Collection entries

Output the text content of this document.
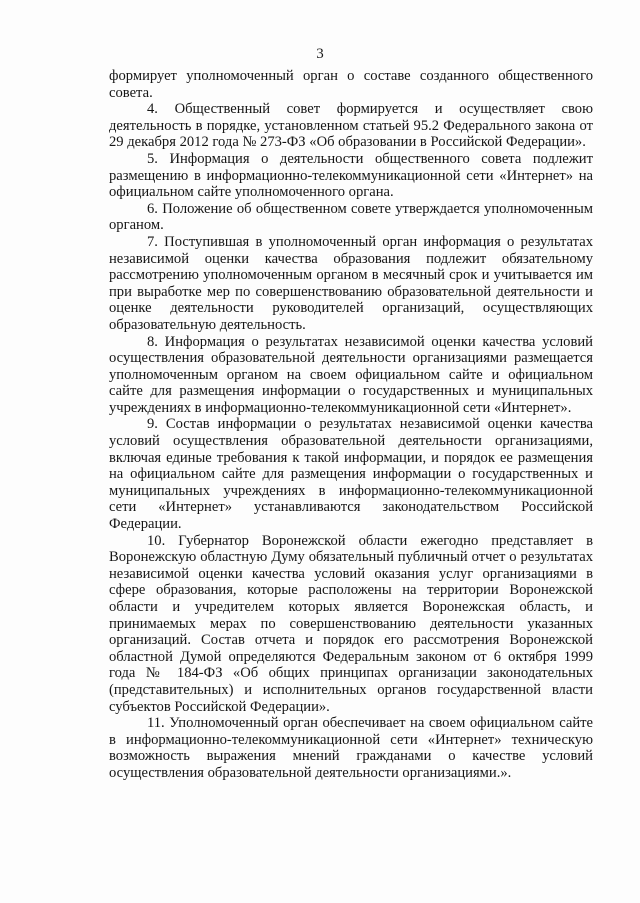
3

формирует уполномоченный орган о составе созданного общественного совета.

4. Общественный совет формируется и осуществляет свою деятельность в порядке, установленном статьей 95.2 Федерального закона от 29 декабря 2012 года № 273-ФЗ «Об образовании в Российской Федерации».

5. Информация о деятельности общественного совета подлежит размещению в информационно-телекоммуникационной сети «Интернет» на официальном сайте уполномоченного органа.

6. Положение об общественном совете утверждается уполномоченным органом.

7. Поступившая в уполномоченный орган информация о результатах независимой оценки качества образования подлежит обязательному рассмотрению уполномоченным органом в месячный срок и учитывается им при выработке мер по совершенствованию образовательной деятельности и оценке деятельности руководителей организаций, осуществляющих образовательную деятельность.

8. Информация о результатах независимой оценки качества условий осуществления образовательной деятельности организациями размещается уполномоченным органом на своем официальном сайте и официальном сайте для размещения информации о государственных и муниципальных учреждениях в информационно-телекоммуникационной сети «Интернет».

9. Состав информации о результатах независимой оценки качества условий осуществления образовательной деятельности организациями, включая единые требования к такой информации, и порядок ее размещения на официальном сайте для размещения информации о государственных и муниципальных учреждениях в информационно-телекоммуникационной сети «Интернет» устанавливаются законодательством Российской Федерации.

10. Губернатор Воронежской области ежегодно представляет в Воронежскую областную Думу обязательный публичный отчет о результатах независимой оценки качества условий оказания услуг организациями в сфере образования, которые расположены на территории Воронежской области и учредителем которых является Воронежская область, и принимаемых мерах по совершенствованию деятельности указанных организаций. Состав отчета и порядок его рассмотрения Воронежской областной Думой определяются Федеральным законом от 6 октября 1999 года № 184-ФЗ «Об общих принципах организации законодательных (представительных) и исполнительных органов государственной власти субъектов Российской Федерации».

11. Уполномоченный орган обеспечивает на своем официальном сайте в информационно-телекоммуникационной сети «Интернет» техническую возможность выражения мнений гражданами о качестве условий осуществления образовательной деятельности организациями.».
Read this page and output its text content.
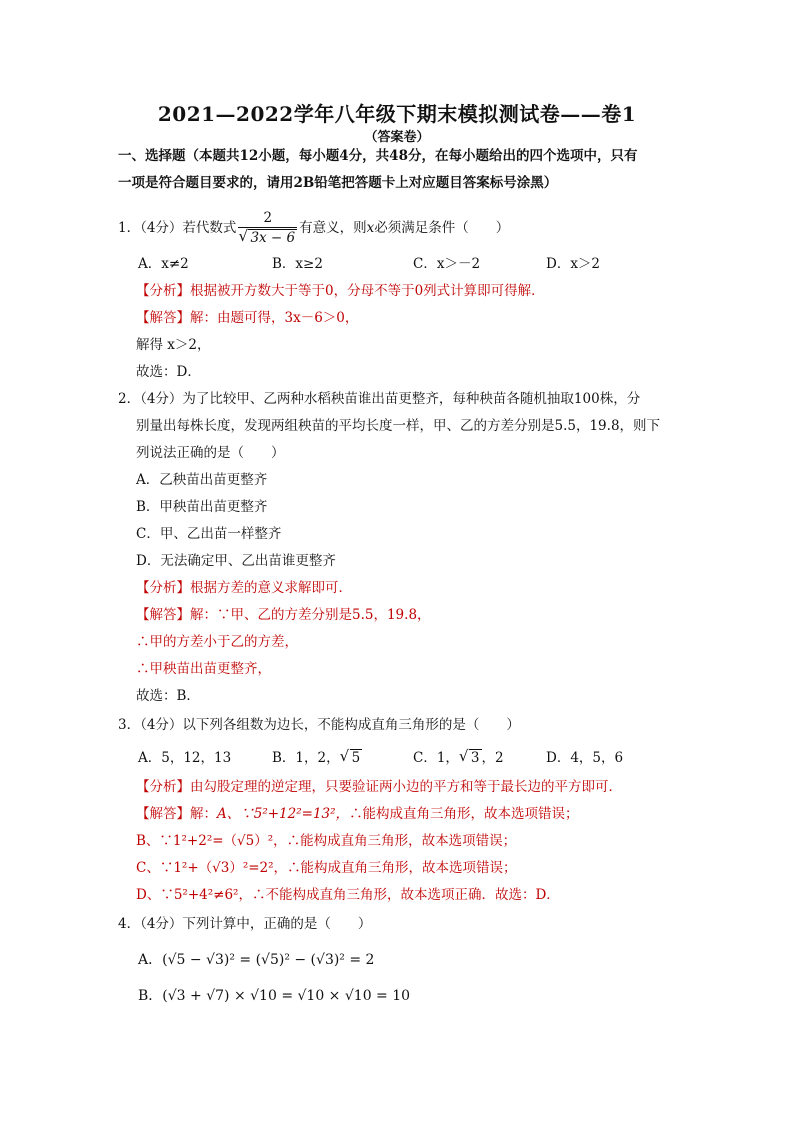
2021—2022学年八年级下期末模拟测试卷——卷1
（答案卷）
一、选择题（本题共12小题，每小题4分，共48分，在每小题给出的四个选项中，只有
一项是符合题目要求的，请用2B铅笔把答题卡上对应题目答案标号涂黑）
1．（4分）若代数式 $\frac{2}{√ 3x - 6}$ 有意义，则x必须满足条件（　　）
A．x≠2	B．x≥2	C．x＞－2	D．x＞2
【分析】根据被开方数大于等于0，分母不等于0列式计算即可得解．
【解答】解：由题可得，3x－6＞0，
解得 x＞2，
故选：D．
2．（4分）为了比较甲、乙两种水稻秧苗谁出苗更整齐，每种秧苗各随机抽取100株，分
别量出每株长度，发现两组秧苗的平均长度一样，甲、乙的方差分别是5.5，19.8，则下
列说法正确的是（　　）
A．乙秧苗出苗更整齐
B．甲秧苗出苗更整齐
C．甲、乙出苗一样整齐
D．无法确定甲、乙出苗谁更整齐
【分析】根据方差的意义求解即可．
【解答】解：∵甲、乙的方差分别是5.5，19.8，
∴甲的方差小于乙的方差，
∴甲秧苗出苗更整齐，
故选：B．
3．（4分）以下列各组数为边长，不能构成直角三角形的是（　　）
A．5，12，13	B．1，2， √ 5	C．1， √ 3 ，2	D．4，5，6
【分析】由勾股定理的逆定理，只要验证两小边的平方和等于最长边的平方即可．
【解答】解：A、∵5²+12²=13²，∴能构成直角三角形，故本选项错误；
B、∵1²+2²=（√5）²，∴能构成直角三角形，故本选项错误；
C、∵1²+（√3）²=2²，∴能构成直角三角形，故本选项错误；
D、∵5²+4²≠6²，∴不能构成直角三角形，故本选项正确．故选：D．
4．（4分）下列计算中，正确的是（　　）
A．(√5 − √3)² = (√5)² − (√3)² = 2
B．(√3 + √7) × √10 = √10 × √10 = 10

#### SET PROBLEM
Pick out each line that holds the string "content".

#### EXERCISE SOLUTION
Output the text content of this document.
Read this page and output its text content.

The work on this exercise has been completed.